[Extracted data entries]
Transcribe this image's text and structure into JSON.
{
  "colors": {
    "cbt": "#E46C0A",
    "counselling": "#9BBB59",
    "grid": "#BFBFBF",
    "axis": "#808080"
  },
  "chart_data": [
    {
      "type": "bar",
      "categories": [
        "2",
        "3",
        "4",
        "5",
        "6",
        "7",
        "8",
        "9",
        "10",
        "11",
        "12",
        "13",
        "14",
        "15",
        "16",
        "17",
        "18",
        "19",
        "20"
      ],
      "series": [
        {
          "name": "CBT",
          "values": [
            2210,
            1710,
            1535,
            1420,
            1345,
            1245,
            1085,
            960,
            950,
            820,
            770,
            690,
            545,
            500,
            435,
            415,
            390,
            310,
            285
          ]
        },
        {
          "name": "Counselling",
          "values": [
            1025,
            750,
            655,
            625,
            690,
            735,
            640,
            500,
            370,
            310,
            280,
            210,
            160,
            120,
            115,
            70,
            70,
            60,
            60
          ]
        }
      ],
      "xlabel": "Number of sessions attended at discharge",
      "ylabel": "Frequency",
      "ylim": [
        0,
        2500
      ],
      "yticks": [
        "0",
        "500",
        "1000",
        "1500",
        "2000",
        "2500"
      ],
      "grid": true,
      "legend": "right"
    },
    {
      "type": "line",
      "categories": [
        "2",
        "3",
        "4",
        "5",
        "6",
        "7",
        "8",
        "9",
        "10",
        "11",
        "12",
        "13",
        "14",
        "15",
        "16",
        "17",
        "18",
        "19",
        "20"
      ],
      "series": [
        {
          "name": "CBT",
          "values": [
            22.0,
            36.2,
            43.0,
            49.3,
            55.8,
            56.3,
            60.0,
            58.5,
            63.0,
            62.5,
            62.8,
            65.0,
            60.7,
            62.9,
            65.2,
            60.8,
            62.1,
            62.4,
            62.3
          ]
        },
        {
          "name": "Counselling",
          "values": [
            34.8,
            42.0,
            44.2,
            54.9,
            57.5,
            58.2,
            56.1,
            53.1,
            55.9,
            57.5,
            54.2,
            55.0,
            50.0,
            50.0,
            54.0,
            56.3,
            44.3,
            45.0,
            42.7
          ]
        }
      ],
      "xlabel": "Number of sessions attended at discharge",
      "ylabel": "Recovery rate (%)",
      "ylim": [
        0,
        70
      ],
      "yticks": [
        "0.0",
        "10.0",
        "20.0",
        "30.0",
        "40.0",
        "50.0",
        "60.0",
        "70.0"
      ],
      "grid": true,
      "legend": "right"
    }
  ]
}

...

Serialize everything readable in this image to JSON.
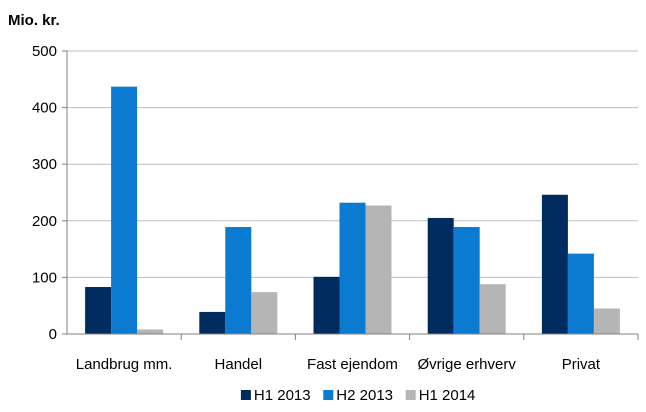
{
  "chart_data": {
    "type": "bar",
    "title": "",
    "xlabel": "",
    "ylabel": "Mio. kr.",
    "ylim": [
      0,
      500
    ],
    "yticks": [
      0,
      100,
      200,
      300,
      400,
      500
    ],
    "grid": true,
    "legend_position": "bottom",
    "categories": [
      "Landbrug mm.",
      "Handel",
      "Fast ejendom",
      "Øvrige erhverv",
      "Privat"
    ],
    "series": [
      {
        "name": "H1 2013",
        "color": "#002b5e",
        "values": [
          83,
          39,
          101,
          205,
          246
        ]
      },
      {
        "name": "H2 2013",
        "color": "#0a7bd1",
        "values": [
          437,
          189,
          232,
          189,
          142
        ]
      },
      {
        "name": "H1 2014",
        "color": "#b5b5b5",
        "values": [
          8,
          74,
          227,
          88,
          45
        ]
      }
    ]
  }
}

What you are asked to do:
Report how many lines in the records above contain the word "this", giving only the number.

The reply:
2